- _Aim of the exercise_: Print every entry word for word, but omit the pictures.

(Dataset items)
........

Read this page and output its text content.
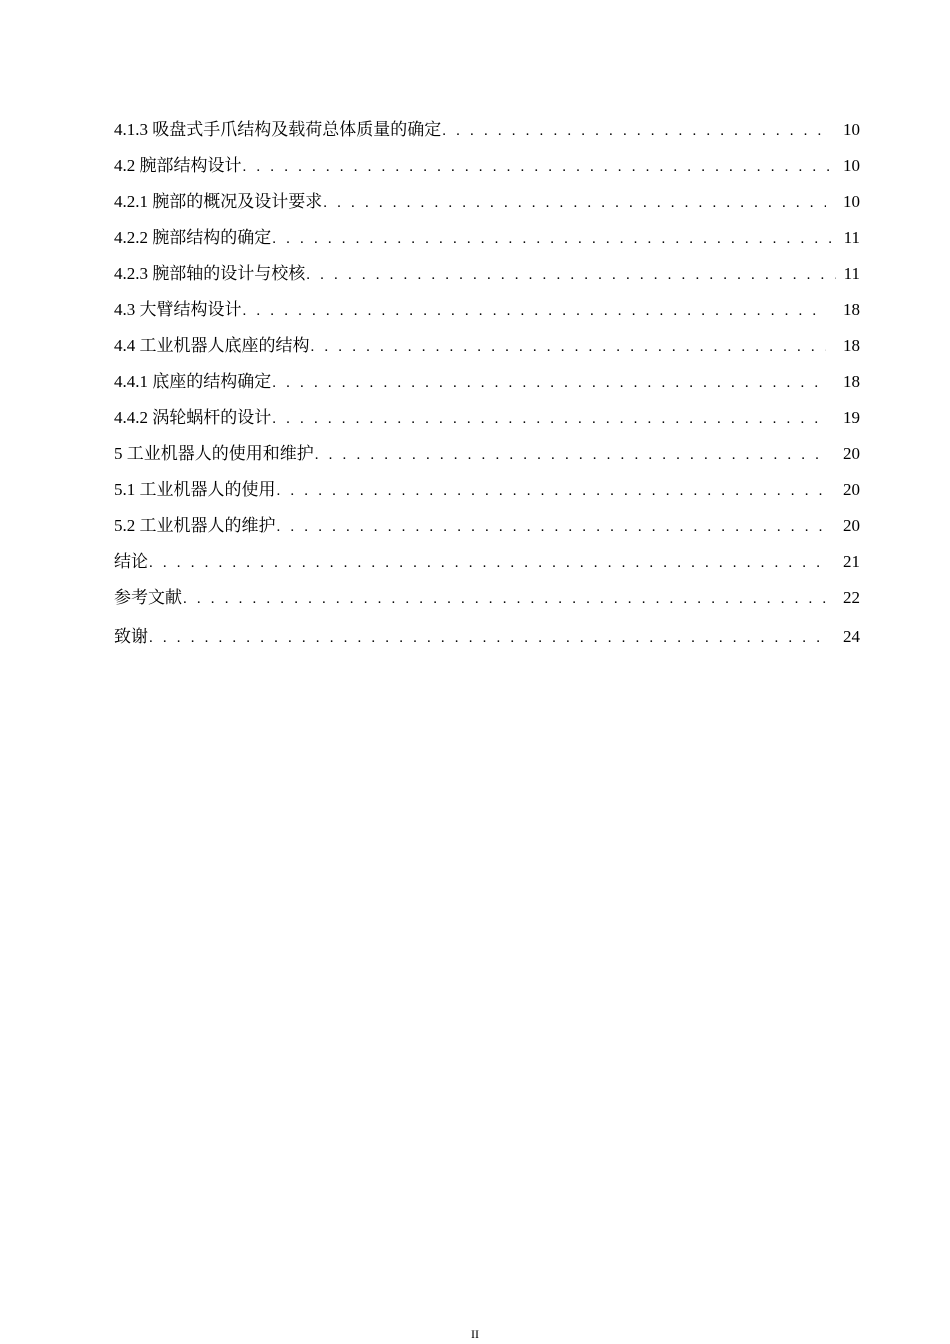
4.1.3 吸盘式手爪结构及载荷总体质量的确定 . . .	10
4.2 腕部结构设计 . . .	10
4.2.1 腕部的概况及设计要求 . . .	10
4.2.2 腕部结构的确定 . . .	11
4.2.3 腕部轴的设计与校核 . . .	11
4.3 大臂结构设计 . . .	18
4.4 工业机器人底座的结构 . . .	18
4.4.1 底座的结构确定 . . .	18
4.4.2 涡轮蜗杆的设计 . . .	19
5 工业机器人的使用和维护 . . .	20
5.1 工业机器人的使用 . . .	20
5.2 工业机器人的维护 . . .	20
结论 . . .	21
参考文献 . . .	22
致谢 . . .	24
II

........

- _Problem solution_:
Read this page and output its text content.
4.1.3 吸盘式手爪结构及载荷总体质量的确定 . . .	10
4.2 腕部结构设计 . . .	10
4.2.1 腕部的概况及设计要求 . . .	10
4.2.2 腕部结构的确定 . . .	11
4.2.3 腕部轴的设计与校核 . . .	11
4.3 大臂结构设计 . . .	18
4.4 工业机器人底座的结构 . . .	18
4.4.1 底座的结构确定 . . .	18
4.4.2 涡轮蜗杆的设计 . . .	19
5 工业机器人的使用和维护 . . .	20
5.1 工业机器人的使用 . . .	20
5.2 工业机器人的维护 . . .	20
结论 . . .	21
参考文献 . . .	22
致谢 . . .	24
II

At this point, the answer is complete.